THE TASK –
Please decide whether each statement agrees with the MCC staging text, answering yes or no and quoting the words of the text that settle it. (a) A sentinel lymph node biopsy that comes back negative places a patient in stage IA or IIA. (b) A tumor measuring 4 centimeters is classified as T3. (c) A positive sentinel lymph node biopsy result leaves the treatment plan unchanged.

A sentinel lymph node biopsy is a key part of staging. In this procedure, the first lymph node that drains the area around the tumor is identified, removed, and examined for cancer cells. A negative result suggests the cancer hasn’t spread to nearby lymph nodes. A positive result means cancer cells have reached the node, which changes both the stage assignment and the treatment plan.

The staging system for MCC is unusual because it distinguishes between patients who have had their lymph nodes pathologically examined and those who haven’t. If you’ve had a sentinel lymph node biopsy that comes back negative, you’re classified as stage IA or IIA, which carries a better prognosis. If your lymph nodes only appear normal on a physical exam or imaging (without biopsy confirmation), you’re classified as stage IB or IIB, because undetected microscopic spread may be present. Tumor size also matters: tumors 2 centimeters or smaller are classified as T1, those between 2 and 5 centimeters as T2, those larger than 5 centimeters as T3, and tumors invading deeper structures like muscle or bone as T4.

[Document structure recognition data]
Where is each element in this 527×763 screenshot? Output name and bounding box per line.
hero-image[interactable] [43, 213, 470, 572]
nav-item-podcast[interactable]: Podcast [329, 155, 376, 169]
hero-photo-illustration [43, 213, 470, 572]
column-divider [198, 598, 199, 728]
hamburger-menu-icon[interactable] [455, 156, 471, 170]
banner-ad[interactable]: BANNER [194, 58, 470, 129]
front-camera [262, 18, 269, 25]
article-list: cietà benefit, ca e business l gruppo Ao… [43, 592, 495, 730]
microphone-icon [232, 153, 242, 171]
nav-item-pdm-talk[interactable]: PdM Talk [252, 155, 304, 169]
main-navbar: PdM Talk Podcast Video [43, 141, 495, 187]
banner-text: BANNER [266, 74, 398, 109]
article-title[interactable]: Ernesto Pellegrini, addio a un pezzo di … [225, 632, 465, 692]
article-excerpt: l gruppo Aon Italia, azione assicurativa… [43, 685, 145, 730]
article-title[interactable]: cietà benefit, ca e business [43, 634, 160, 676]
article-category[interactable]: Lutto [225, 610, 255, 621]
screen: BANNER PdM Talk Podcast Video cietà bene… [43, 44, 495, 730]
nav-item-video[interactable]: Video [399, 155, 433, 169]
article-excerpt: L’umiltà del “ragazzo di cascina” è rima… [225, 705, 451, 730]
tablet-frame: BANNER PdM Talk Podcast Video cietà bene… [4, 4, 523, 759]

TASK OUTPUT –
(a) Yes: "If you’ve had a sentinel lymph node biopsy that comes back negative, you’re classified as stage IA or IIA"
(b) No: "those between 2 and 5 centimeters as T2"
(c) No: "which changes both the stage assignment and the treatment plan"